# REQUIRED WORK
Determine the number of lines in the listing below where the string "security" occurs; answer with the number alone.

* START ENTRIES *

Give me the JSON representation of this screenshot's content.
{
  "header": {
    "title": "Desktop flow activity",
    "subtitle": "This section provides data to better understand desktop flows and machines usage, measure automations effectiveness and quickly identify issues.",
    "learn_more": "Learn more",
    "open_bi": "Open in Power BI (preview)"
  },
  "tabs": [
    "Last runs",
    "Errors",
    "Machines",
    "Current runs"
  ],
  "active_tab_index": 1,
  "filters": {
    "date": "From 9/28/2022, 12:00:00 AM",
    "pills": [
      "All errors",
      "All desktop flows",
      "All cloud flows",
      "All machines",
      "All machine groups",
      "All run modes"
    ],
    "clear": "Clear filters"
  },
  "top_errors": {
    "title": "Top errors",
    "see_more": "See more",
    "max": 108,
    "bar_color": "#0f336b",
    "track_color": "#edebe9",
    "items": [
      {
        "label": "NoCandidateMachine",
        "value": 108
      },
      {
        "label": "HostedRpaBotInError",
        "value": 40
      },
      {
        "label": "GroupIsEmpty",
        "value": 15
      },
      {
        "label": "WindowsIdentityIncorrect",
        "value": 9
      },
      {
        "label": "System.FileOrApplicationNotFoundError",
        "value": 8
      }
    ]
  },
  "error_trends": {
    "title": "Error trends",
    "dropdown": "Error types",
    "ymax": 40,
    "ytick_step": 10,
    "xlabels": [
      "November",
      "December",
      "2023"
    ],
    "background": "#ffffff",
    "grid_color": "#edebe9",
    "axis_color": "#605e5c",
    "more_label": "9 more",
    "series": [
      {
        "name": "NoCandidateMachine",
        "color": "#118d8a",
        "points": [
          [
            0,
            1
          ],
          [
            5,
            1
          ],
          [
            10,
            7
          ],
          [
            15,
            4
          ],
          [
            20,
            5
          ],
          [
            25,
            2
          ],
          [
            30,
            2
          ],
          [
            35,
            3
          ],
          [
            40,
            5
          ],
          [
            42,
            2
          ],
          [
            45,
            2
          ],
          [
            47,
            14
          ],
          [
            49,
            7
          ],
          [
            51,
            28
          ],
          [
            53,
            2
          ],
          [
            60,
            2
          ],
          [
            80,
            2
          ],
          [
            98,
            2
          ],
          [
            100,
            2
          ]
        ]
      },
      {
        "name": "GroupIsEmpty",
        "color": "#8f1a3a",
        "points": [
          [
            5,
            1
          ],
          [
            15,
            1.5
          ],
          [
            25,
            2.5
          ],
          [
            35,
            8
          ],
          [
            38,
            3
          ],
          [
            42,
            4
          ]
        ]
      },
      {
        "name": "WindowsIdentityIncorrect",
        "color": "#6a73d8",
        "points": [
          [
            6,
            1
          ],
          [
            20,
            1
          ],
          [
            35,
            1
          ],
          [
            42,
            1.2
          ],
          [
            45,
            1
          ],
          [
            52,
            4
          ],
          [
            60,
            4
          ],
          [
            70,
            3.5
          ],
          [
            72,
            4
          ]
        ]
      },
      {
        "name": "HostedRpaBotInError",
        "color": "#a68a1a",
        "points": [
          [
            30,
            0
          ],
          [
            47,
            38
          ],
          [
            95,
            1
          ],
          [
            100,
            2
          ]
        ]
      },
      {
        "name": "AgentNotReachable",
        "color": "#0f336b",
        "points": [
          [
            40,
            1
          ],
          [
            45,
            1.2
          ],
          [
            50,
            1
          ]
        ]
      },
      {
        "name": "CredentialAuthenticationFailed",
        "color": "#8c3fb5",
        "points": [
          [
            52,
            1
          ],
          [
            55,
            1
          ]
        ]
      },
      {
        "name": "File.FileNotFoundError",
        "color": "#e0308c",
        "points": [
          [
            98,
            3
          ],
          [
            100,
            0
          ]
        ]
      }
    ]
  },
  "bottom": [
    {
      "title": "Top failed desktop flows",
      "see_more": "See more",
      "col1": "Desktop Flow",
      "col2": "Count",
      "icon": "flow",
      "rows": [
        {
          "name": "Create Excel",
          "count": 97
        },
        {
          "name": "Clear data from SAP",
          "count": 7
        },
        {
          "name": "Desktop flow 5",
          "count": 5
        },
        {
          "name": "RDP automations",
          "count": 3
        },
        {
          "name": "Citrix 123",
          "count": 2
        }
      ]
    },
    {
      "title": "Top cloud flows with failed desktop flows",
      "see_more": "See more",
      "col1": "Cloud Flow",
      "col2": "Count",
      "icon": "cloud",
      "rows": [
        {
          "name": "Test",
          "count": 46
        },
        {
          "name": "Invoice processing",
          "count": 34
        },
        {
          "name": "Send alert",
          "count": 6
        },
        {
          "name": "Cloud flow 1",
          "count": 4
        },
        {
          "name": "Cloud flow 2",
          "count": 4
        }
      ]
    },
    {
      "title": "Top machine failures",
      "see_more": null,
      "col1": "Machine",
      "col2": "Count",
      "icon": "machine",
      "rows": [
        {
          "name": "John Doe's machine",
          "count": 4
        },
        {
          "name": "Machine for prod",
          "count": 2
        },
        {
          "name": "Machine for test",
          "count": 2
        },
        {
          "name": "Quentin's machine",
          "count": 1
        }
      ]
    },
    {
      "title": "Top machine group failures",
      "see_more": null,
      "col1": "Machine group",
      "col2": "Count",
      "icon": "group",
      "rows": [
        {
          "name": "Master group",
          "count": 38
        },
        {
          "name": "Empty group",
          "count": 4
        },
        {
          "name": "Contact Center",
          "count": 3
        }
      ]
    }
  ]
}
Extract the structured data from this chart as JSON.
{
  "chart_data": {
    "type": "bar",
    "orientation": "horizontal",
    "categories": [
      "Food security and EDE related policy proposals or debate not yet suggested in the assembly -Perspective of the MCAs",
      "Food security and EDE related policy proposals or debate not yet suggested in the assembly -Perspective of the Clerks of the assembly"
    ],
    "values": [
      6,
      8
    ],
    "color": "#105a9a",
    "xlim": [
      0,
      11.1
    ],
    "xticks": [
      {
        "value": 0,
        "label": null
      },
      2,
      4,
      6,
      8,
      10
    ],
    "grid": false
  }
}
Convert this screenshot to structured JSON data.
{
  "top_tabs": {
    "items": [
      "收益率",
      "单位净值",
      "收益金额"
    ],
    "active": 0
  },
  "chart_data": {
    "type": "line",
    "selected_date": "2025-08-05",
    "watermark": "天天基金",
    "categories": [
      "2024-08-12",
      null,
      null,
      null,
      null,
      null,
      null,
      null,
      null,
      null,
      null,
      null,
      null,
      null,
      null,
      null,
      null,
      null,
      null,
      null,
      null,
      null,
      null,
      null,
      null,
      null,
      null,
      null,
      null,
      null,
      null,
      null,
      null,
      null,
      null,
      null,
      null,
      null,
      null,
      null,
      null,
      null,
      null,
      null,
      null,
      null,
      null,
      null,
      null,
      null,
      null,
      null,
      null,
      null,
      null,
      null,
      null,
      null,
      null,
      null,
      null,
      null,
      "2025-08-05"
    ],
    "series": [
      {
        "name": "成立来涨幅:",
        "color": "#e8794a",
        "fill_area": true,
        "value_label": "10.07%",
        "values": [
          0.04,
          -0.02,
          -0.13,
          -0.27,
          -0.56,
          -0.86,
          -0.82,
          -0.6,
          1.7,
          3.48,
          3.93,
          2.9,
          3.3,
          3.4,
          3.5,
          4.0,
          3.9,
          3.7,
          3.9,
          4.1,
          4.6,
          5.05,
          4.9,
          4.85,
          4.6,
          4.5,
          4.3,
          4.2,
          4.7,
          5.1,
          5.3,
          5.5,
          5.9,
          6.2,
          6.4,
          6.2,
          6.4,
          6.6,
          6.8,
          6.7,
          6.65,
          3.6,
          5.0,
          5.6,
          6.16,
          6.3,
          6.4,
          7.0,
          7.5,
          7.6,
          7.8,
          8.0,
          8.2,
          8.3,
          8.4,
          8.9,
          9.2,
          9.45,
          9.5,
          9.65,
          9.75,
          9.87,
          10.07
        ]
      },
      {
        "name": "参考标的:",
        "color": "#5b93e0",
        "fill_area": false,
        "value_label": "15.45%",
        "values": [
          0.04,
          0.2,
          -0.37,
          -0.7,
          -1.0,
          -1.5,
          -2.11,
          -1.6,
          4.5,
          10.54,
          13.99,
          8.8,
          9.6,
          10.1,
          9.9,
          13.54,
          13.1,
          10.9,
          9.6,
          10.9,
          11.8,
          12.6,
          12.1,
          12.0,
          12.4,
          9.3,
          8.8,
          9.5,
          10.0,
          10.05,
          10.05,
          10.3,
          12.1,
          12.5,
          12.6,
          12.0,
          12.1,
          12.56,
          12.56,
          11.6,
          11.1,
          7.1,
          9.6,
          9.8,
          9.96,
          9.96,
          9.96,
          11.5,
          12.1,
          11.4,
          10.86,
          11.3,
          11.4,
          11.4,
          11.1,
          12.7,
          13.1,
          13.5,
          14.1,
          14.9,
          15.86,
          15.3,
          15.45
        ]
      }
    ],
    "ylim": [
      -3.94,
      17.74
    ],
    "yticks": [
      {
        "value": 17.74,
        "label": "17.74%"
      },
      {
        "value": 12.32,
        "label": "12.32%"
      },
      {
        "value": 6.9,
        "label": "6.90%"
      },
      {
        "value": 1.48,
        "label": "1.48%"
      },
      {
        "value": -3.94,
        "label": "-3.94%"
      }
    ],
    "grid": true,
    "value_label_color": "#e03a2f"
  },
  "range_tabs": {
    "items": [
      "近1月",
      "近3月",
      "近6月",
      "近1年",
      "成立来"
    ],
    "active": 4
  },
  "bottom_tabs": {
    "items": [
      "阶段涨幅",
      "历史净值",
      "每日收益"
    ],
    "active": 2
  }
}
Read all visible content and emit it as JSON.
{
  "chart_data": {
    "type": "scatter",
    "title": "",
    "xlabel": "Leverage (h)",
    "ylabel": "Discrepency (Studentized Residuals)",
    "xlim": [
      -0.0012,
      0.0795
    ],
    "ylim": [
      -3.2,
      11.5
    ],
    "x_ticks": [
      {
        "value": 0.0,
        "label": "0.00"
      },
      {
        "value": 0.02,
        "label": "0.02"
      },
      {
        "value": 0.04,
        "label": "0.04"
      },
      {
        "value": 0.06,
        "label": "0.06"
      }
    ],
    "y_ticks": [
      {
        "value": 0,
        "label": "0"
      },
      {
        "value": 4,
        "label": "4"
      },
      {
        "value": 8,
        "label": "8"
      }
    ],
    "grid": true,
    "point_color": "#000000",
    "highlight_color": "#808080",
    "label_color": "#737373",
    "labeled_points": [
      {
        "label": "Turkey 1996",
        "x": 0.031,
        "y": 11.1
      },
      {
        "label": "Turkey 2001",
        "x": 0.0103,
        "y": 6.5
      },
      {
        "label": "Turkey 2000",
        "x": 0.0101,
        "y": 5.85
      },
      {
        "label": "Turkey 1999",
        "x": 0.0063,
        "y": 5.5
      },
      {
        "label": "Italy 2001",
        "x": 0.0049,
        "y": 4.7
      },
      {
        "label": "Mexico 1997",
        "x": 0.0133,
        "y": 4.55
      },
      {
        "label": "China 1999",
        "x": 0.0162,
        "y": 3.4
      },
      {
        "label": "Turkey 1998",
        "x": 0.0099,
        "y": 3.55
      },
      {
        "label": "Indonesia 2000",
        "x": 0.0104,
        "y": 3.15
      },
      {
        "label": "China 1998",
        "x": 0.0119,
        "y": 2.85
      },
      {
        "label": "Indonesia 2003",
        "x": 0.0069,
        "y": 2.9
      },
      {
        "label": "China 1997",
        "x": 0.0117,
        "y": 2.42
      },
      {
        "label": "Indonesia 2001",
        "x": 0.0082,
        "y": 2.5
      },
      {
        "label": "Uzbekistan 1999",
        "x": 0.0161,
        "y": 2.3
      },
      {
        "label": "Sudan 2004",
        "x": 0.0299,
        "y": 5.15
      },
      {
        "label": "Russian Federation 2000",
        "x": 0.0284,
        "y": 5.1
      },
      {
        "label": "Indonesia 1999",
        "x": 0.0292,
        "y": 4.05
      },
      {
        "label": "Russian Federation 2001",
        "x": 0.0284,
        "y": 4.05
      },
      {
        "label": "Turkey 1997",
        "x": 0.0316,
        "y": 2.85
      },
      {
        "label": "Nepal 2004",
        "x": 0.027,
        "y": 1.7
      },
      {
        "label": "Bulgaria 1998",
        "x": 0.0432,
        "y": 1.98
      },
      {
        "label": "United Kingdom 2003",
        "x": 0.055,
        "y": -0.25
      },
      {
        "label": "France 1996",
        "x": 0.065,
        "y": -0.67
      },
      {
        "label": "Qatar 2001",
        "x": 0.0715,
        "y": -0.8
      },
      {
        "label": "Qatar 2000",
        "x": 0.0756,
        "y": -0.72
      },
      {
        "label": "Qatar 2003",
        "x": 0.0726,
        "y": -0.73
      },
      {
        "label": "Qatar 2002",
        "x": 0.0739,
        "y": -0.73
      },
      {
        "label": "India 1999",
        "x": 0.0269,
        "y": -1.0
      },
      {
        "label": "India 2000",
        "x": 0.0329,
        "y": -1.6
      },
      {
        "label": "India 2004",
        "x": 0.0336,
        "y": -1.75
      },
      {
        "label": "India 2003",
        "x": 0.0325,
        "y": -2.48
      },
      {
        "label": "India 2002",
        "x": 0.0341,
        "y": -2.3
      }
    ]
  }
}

* END ENTRIES *

# WRITTEN SOLUTION
2